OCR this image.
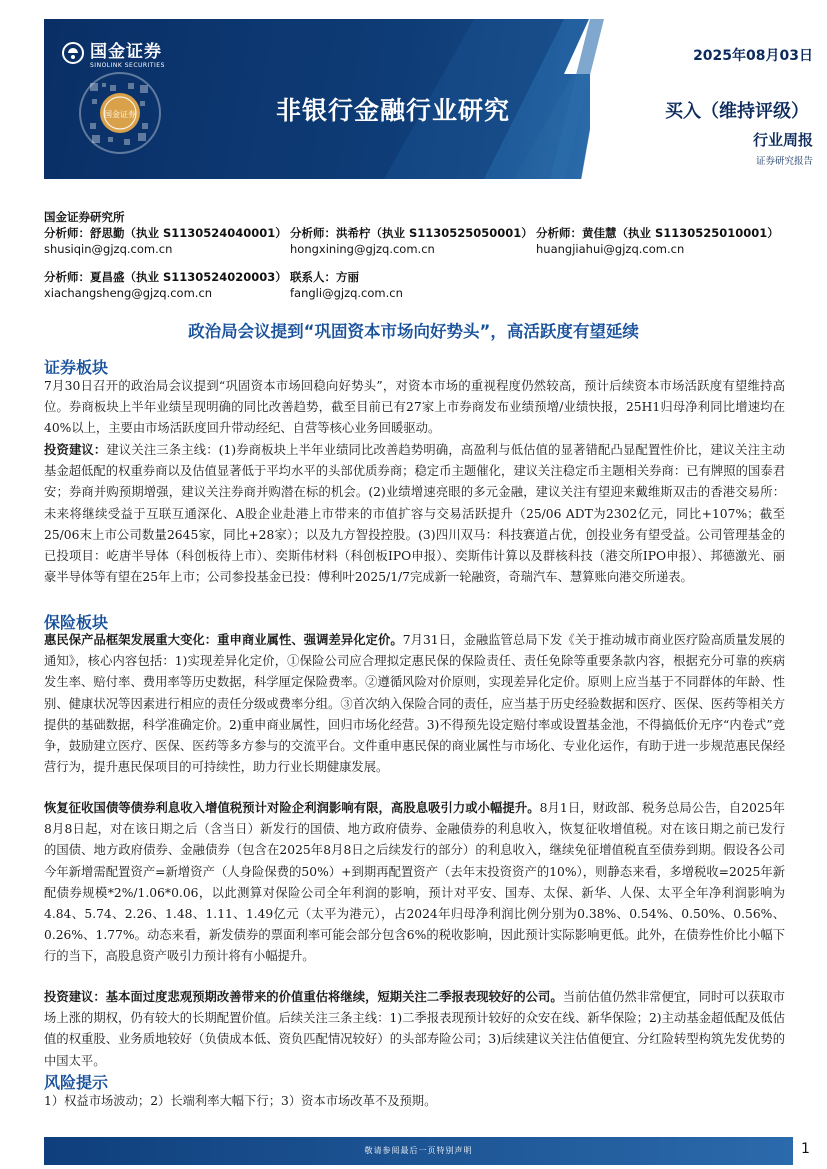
国金证券
SINOLINK SECURITIES
国金证券	非银行金融行业研究
2025年08月03日
买入（维持评级）
行业周报
证券研究报告
国金证券研究所
分析师：舒思勤（执业 S1130524040001） 分析师：洪希柠（执业 S1130525050001） 分析师：黄佳慧（执业 S1130525010001）
shusiqin@gjzq.com.cn	hongxining@gjzq.com.cn	huangjiahui@gjzq.com.cn
分析师：夏昌盛（执业 S1130524020003） 联系人：方丽
xiachangsheng@gjzq.com.cn	fangli@gjzq.com.cn
政治局会议提到“巩固资本市场向好势头”，高活跃度有望延续
证券板块
7月30日召开的政治局会议提到“巩固资本市场回稳向好势头”，对资本市场的重视程度仍然较高，预计后续资本市场活跃度有望维持高位。券商板块上半年业绩呈现明确的同比改善趋势，截至目前已有27家上市券商发布业绩预增/业绩快报，25H1归母净利同比增速均在40%以上，主要由市场活跃度回升带动经纪、自营等核心业务回暖驱动。
投资建议：建议关注三条主线：(1)券商板块上半年业绩同比改善趋势明确，高盈利与低估值的显著错配凸显配置性价比，建议关注主动基金超低配的权重券商以及估值显著低于平均水平的头部优质券商；稳定币主题催化，建议关注稳定币主题相关券商：已有牌照的国泰君安；券商并购预期增强，建议关注券商并购潜在标的机会。(2)业绩增速亮眼的多元金融，建议关注有望迎来戴维斯双击的香港交易所：未来将继续受益于互联互通深化、A股企业赴港上市带来的市值扩容与交易活跃提升（25/06 ADT为2302亿元，同比+107%；截至25/06末上市公司数量2645家，同比+28家）；以及九方智投控股。(3)四川双马：科技赛道占优，创投业务有望受益。公司管理基金的已投项目：屹唐半导体（科创板待上市）、奕斯伟材料（科创板IPO申报）、奕斯伟计算以及群核科技（港交所IPO申报）、邦德激光、丽豪半导体等有望在25年上市；公司参投基金已投：傅利叶2025/1/7完成新一轮融资，奇瑞汽车、慧算账向港交所递表。
保险板块
惠民保产品框架发展重大变化：重申商业属性、强调差异化定价。7月31日，金融监管总局下发《关于推动城市商业医疗险高质量发展的通知》，核心内容包括：1)实现差异化定价，①保险公司应合理拟定惠民保的保险责任、责任免除等重要条款内容，根据充分可靠的疾病发生率、赔付率、费用率等历史数据，科学厘定保险费率。②遵循风险对价原则，实现差异化定价。原则上应当基于不同群体的年龄、性别、健康状况等因素进行相应的责任分级或费率分组。③首次纳入保险合同的责任，应当基于历史经验数据和医疗、医保、医药等相关方提供的基础数据，科学准确定价。2)重申商业属性，回归市场化经营。3)不得预先设定赔付率或设置基金池，不得搞低价无序“内卷式”竞争，鼓励建立医疗、医保、医药等多方参与的交流平台。文件重申惠民保的商业属性与市场化、专业化运作，有助于进一步规范惠民保经营行为，提升惠民保项目的可持续性，助力行业长期健康发展。
恢复征收国债等债券利息收入增值税预计对险企利润影响有限，高股息吸引力或小幅提升。8月1日，财政部、税务总局公告，自2025年8月8日起，对在该日期之后（含当日）新发行的国债、地方政府债券、金融债券的利息收入，恢复征收增值税。对在该日期之前已发行的国债、地方政府债券、金融债券（包含在2025年8月8日之后续发行的部分）的利息收入，继续免征增值税直至债券到期。假设各公司今年新增需配置资产=新增资产（人身险保费的50%）+到期再配置资产（去年末投资资产的10%），则静态来看，多增税收=2025年新配债券规模*2%/1.06*0.06，以此测算对保险公司全年利润的影响，预计对平安、国寿、太保、新华、人保、太平全年净利润影响为4.84、5.74、2.26、1.48、1.11、1.49亿元（太平为港元），占2024年归母净利润比例分别为0.38%、0.54%、0.50%、0.56%、0.26%、1.77%。动态来看，新发债券的票面利率可能会部分包含6%的税收影响，因此预计实际影响更低。此外，在债券性价比小幅下行的当下，高股息资产吸引力预计将有小幅提升。
投资建议：基本面过度悲观预期改善带来的价值重估将继续，短期关注二季报表现较好的公司。当前估值仍然非常便宜，同时可以获取市场上涨的期权，仍有较大的长期配置价值。后续关注三条主线：1)二季报表现预计较好的众安在线、新华保险；2)主动基金超低配及低估值的权重股、业务质地较好（负债成本低、资负匹配情况较好）的头部寿险公司；3)后续建议关注估值便宜、分红险转型构筑先发优势的中国太平。
风险提示
1）权益市场波动；2）长端利率大幅下行；3）资本市场改革不及预期。
敬请参阅最后一页特别声明	1
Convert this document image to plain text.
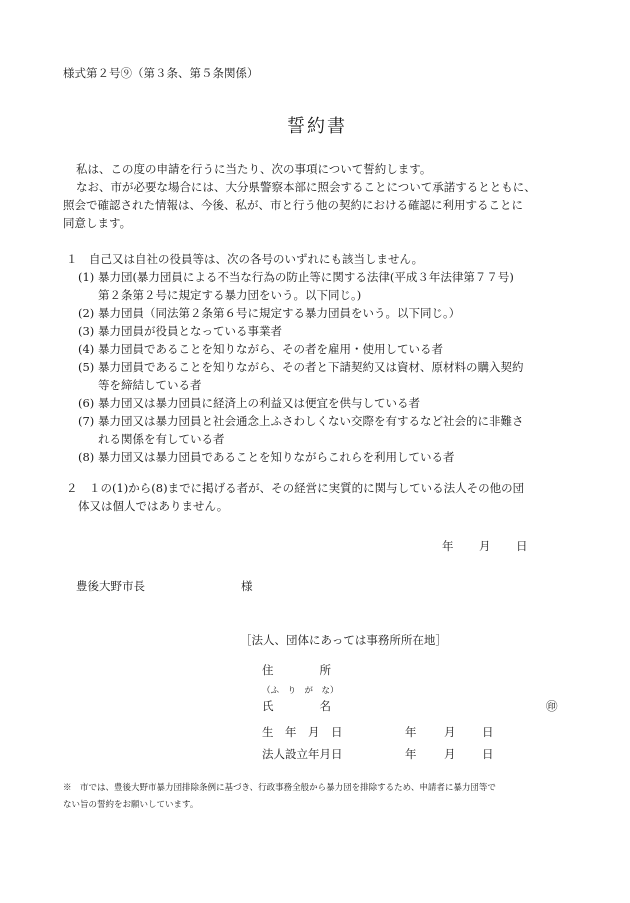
様式第２号⑨（第３条、第５条関係）
誓約書
私は、この度の申請を行うに当たり、次の事項について誓約します。
なお、市が必要な場合には、大分県警察本部に照会することについて承諾するとともに、
照会で確認された情報は、今後、私が、市と行う他の契約における確認に利用することに
同意します。
１　自己又は自社の役員等は、次の各号のいずれにも該当しません。
(1) 暴力団(暴力団員による不当な行為の防止等に関する法律(平成３年法律第７７号)
第２条第２号に規定する暴力団をいう。以下同じ。)
(2) 暴力団員（同法第２条第６号に規定する暴力団員をいう。以下同じ。）
(3) 暴力団員が役員となっている事業者
(4) 暴力団員であることを知りながら、その者を雇用・使用している者
(5) 暴力団員であることを知りながら、その者と下請契約又は資材、原材料の購入契約
等を締結している者
(6) 暴力団又は暴力団員に経済上の利益又は便宜を供与している者
(7) 暴力団又は暴力団員と社会通念上ふさわしくない交際を有するなど社会的に非難さ
れる関係を有している者
(8) 暴力団又は暴力団員であることを知りながらこれらを利用している者
２　１の(1)から(8)までに掲げる者が、その経営に実質的に関与している法人その他の団
体又は個人ではありません。
年 月 日
豊後大野市長	様
［法人、団体にあっては事務所所在地］
住　　　　所
（ふ　り　が　な）
氏　　　　名	㊞
生　年　月　日	年 月 日
法人設立年月日	年 月 日
※　市では、豊後大野市暴力団排除条例に基づき、行政事務全般から暴力団を排除するため、申請者に暴力団等で
ない旨の誓約をお願いしています。
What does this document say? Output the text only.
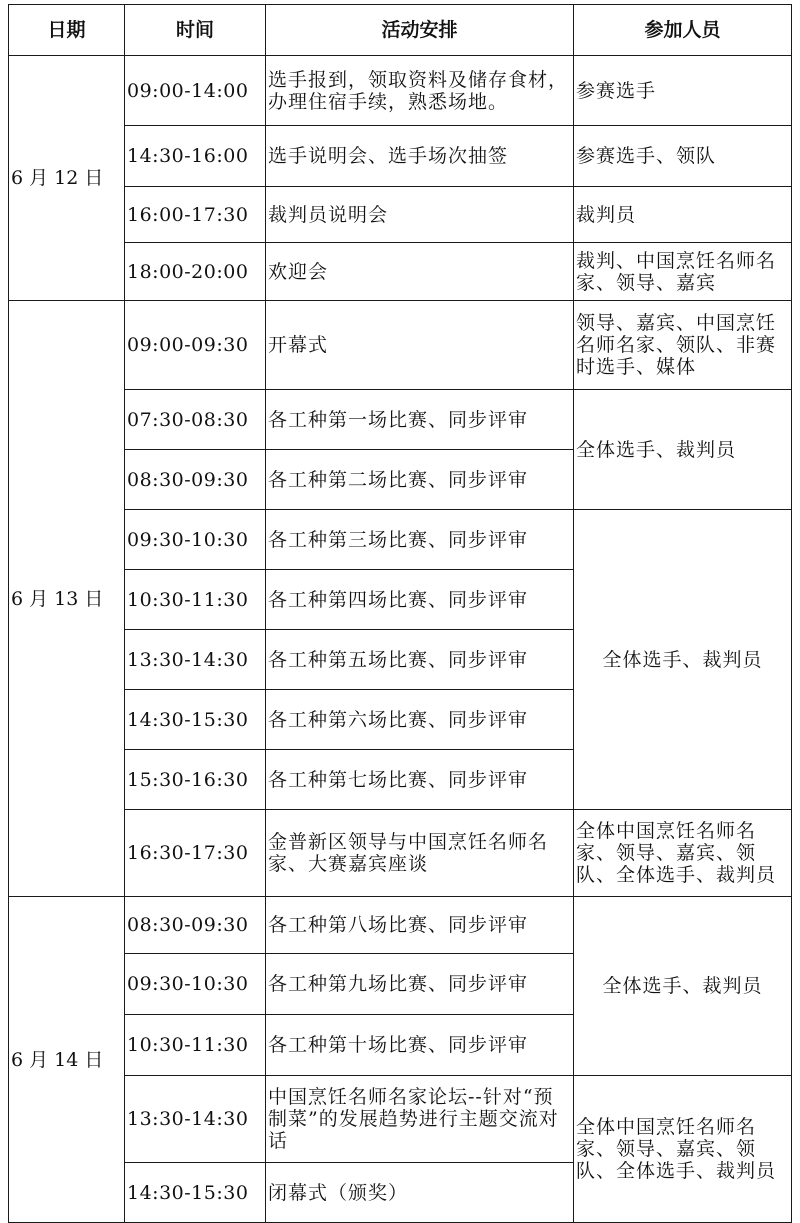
日期	时间	活动安排	参加人员
6 月 12 日	09:00-14:00	选手报到，领取资料及储存食材，办理住宿手续，熟悉场地。	参赛选手
	14:30-16:00	选手说明会、选手场次抽签	参赛选手、领队
	16:00-17:30	裁判员说明会	裁判员
	18:00-20:00	欢迎会	裁判、中国烹饪名师名家、领导、嘉宾
6 月 13 日	09:00-09:30	开幕式	领导、嘉宾、中国烹饪名师名家、领队、非赛时选手、媒体
	07:30-08:30	各工种第一场比赛、同步评审	全体选手、裁判员
	08:30-09:30	各工种第二场比赛、同步评审	
	09:30-10:30	各工种第三场比赛、同步评审	全体选手、裁判员
	10:30-11:30	各工种第四场比赛、同步评审	
	13:30-14:30	各工种第五场比赛、同步评审	
	14:30-15:30	各工种第六场比赛、同步评审	
	15:30-16:30	各工种第七场比赛、同步评审	
	16:30-17:30	金普新区领导与中国烹饪名师名家、大赛嘉宾座谈	全体中国烹饪名师名家、领导、嘉宾、领队、全体选手、裁判员
6 月 14 日	08:30-09:30	各工种第八场比赛、同步评审	全体选手、裁判员
	09:30-10:30	各工种第九场比赛、同步评审	
	10:30-11:30	各工种第十场比赛、同步评审	
	13:30-14:30	中国烹饪名师名家论坛--针对“预制菜”的发展趋势进行主题交流对话	全体中国烹饪名师名家、领导、嘉宾、领队、全体选手、裁判员
	14:30-15:30	闭幕式（颁奖）	
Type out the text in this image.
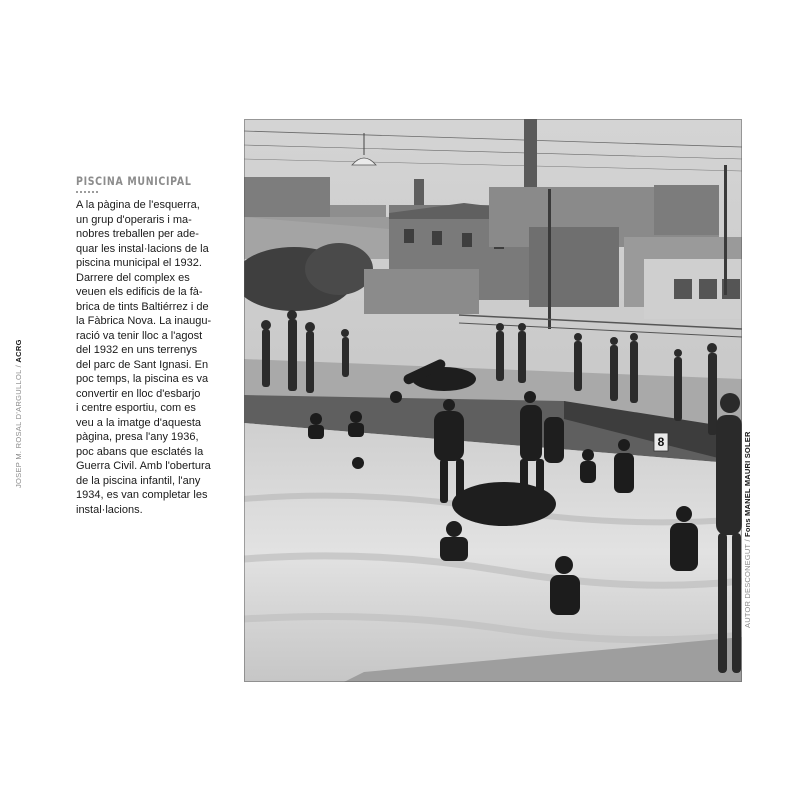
JOSEP M. ROSAL D'ARGULLOL / ACRG

PISCINA MUNICIPAL

A la pàgina de l'esquerra,
un grup d'operaris i ma-
nobres treballen per ade-
quar les instal·lacions de la
piscina municipal el 1932.
Darrere del complex es
veuen els edificis de la fà-
brica de tints Baltiérrez i de
la Fàbrica Nova. La inaugu-
ració va tenir lloc a l'agost
del 1932 en uns terrenys
del parc de Sant Ignasi. En
poc temps, la piscina es va
convertir en lloc d'esbarjo
i centre esportiu, com es
veu a la imatge d'aquesta
pàgina, presa l'any 1936,
poc abans que esclatés la
Guerra Civil. Amb l'obertura
de la piscina infantil, l'any
1934, es van completar les
instal·lacions.

8
AUTOR DESCONEGUT / Fons MANEL MAURI SOLER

### [EXERCISE DIRECTIONS]
Look through the entries above. Extract each line with the word "参赛选手".

### [FULL OUTPUT]
6 月 12 日	09:00-14:00	选手报到，领取资料及储存食材，办理住宿手续，熟悉场地。	参赛选手
	14:30-16:00	选手说明会、选手场次抽签	参赛选手、领队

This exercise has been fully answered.